- TASK BRIEF -
Repeat the records in full and exactly, omitting pictures.

--- --- ---

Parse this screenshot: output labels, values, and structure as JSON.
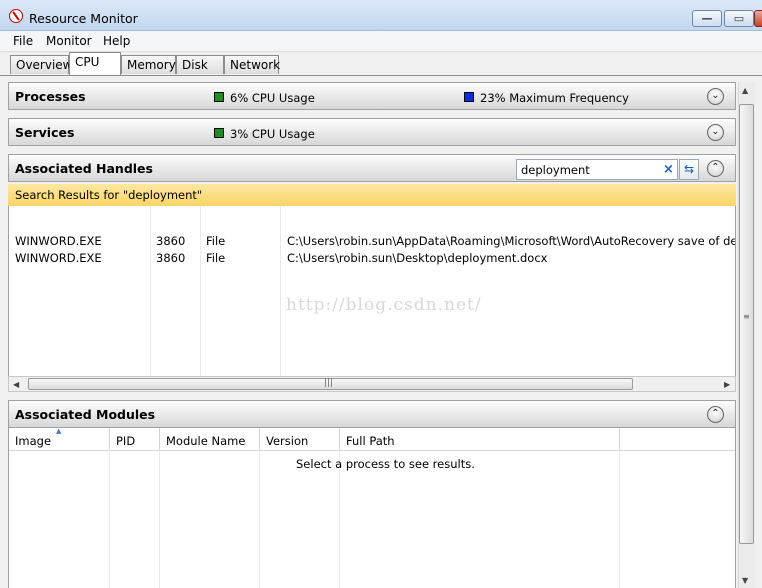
{
  "window": {
    "title": "Resource Monitor"
  },
  "menu": [
    "File",
    "Monitor",
    "Help"
  ],
  "tabs": [
    "Overview",
    "CPU",
    "Memory",
    "Disk",
    "Network"
  ],
  "active_tab": "CPU",
  "processes": {
    "title": "Processes",
    "cpu_usage": "6% CPU Usage",
    "max_frequency": "23% Maximum Frequency",
    "cpu_color": "#1e8f1e",
    "freq_color": "#0a2fd6"
  },
  "services": {
    "title": "Services",
    "cpu_usage": "3% CPU Usage"
  },
  "handles": {
    "title": "Associated Handles",
    "search_value": "deployment",
    "search_banner": "Search Results for \"deployment\"",
    "rows": [
      {
        "image": "WINWORD.EXE",
        "pid": "3860",
        "type": "File",
        "name": "C:\\Users\\robin.sun\\AppData\\Roaming\\Microsoft\\Word\\AutoRecovery save of deploymen"
      },
      {
        "image": "WINWORD.EXE",
        "pid": "3860",
        "type": "File",
        "name": "C:\\Users\\robin.sun\\Desktop\\deployment.docx"
      }
    ]
  },
  "modules": {
    "title": "Associated Modules",
    "columns": [
      "Image",
      "PID",
      "Module Name",
      "Version",
      "Full Path"
    ],
    "empty_message": "Select a process to see results."
  },
  "watermark": "http://blog.csdn.net/",
  "colors": {
    "banner": "#f8d468",
    "accent": "#1a5fb4"
  }
}
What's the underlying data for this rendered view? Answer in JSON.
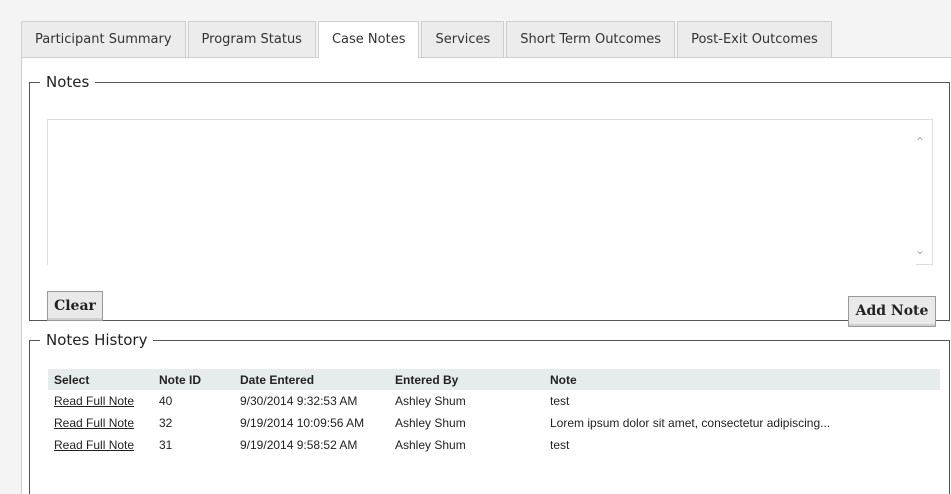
{
  "tabs": [
    {
      "label": "Participant Summary",
      "active": false
    },
    {
      "label": "Program Status",
      "active": false
    },
    {
      "label": "Case Notes",
      "active": true
    },
    {
      "label": "Services",
      "active": false
    },
    {
      "label": "Short Term Outcomes",
      "active": false
    },
    {
      "label": "Post-Exit Outcomes",
      "active": false
    }
  ],
  "notes": {
    "legend": "Notes",
    "text": "",
    "clear_label": "Clear",
    "add_label": "Add Note"
  },
  "history": {
    "legend": "Notes History",
    "columns": [
      "Select",
      "Note ID",
      "Date Entered",
      "Entered By",
      "Note"
    ],
    "rows": [
      {
        "select": "Read Full Note",
        "note_id": "40",
        "date": "9/30/2014 9:32:53 AM",
        "entered_by": "Ashley Shum",
        "note": "test"
      },
      {
        "select": "Read Full Note",
        "note_id": "32",
        "date": "9/19/2014 10:09:56 AM",
        "entered_by": "Ashley Shum",
        "note": "Lorem ipsum dolor sit amet, consectetur adipiscing..."
      },
      {
        "select": "Read Full Note",
        "note_id": "31",
        "date": "9/19/2014 9:58:52 AM",
        "entered_by": "Ashley Shum",
        "note": "test"
      }
    ]
  }
}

--- --- ---

- RESULT OF THIS EXERCISE -
Parse this screenshot: output labels, values, and structure as JSON.
{
  "window": {
    "title": "Resource Monitor"
  },
  "menu": [
    "File",
    "Monitor",
    "Help"
  ],
  "tabs": [
    "Overview",
    "CPU",
    "Memory",
    "Disk",
    "Network"
  ],
  "active_tab": "CPU",
  "processes": {
    "title": "Processes",
    "cpu_usage": "6% CPU Usage",
    "max_frequency": "23% Maximum Frequency",
    "cpu_color": "#1e8f1e",
    "freq_color": "#0a2fd6"
  },
  "services": {
    "title": "Services",
    "cpu_usage": "3% CPU Usage"
  },
  "handles": {
    "title": "Associated Handles",
    "search_value": "deployment",
    "search_banner": "Search Results for \"deployment\"",
    "rows": [
      {
        "image": "WINWORD.EXE",
        "pid": "3860",
        "type": "File",
        "name": "C:\\Users\\robin.sun\\AppData\\Roaming\\Microsoft\\Word\\AutoRecovery save of deploymen"
      },
      {
        "image": "WINWORD.EXE",
        "pid": "3860",
        "type": "File",
        "name": "C:\\Users\\robin.sun\\Desktop\\deployment.docx"
      }
    ]
  },
  "modules": {
    "title": "Associated Modules",
    "columns": [
      "Image",
      "PID",
      "Module Name",
      "Version",
      "Full Path"
    ],
    "empty_message": "Select a process to see results."
  },
  "watermark": "http://blog.csdn.net/",
  "colors": {
    "banner": "#f8d468",
    "accent": "#1a5fb4"
  }
}
What's the underlying data for this rendered view? Answer in JSON.
{
  "tabs": [
    {
      "label": "Participant Summary",
      "active": false
    },
    {
      "label": "Program Status",
      "active": false
    },
    {
      "label": "Case Notes",
      "active": true
    },
    {
      "label": "Services",
      "active": false
    },
    {
      "label": "Short Term Outcomes",
      "active": false
    },
    {
      "label": "Post-Exit Outcomes",
      "active": false
    }
  ],
  "notes": {
    "legend": "Notes",
    "text": "",
    "clear_label": "Clear",
    "add_label": "Add Note"
  },
  "history": {
    "legend": "Notes History",
    "columns": [
      "Select",
      "Note ID",
      "Date Entered",
      "Entered By",
      "Note"
    ],
    "rows": [
      {
        "select": "Read Full Note",
        "note_id": "40",
        "date": "9/30/2014 9:32:53 AM",
        "entered_by": "Ashley Shum",
        "note": "test"
      },
      {
        "select": "Read Full Note",
        "note_id": "32",
        "date": "9/19/2014 10:09:56 AM",
        "entered_by": "Ashley Shum",
        "note": "Lorem ipsum dolor sit amet, consectetur adipiscing..."
      },
      {
        "select": "Read Full Note",
        "note_id": "31",
        "date": "9/19/2014 9:58:52 AM",
        "entered_by": "Ashley Shum",
        "note": "test"
      }
    ]
  }
}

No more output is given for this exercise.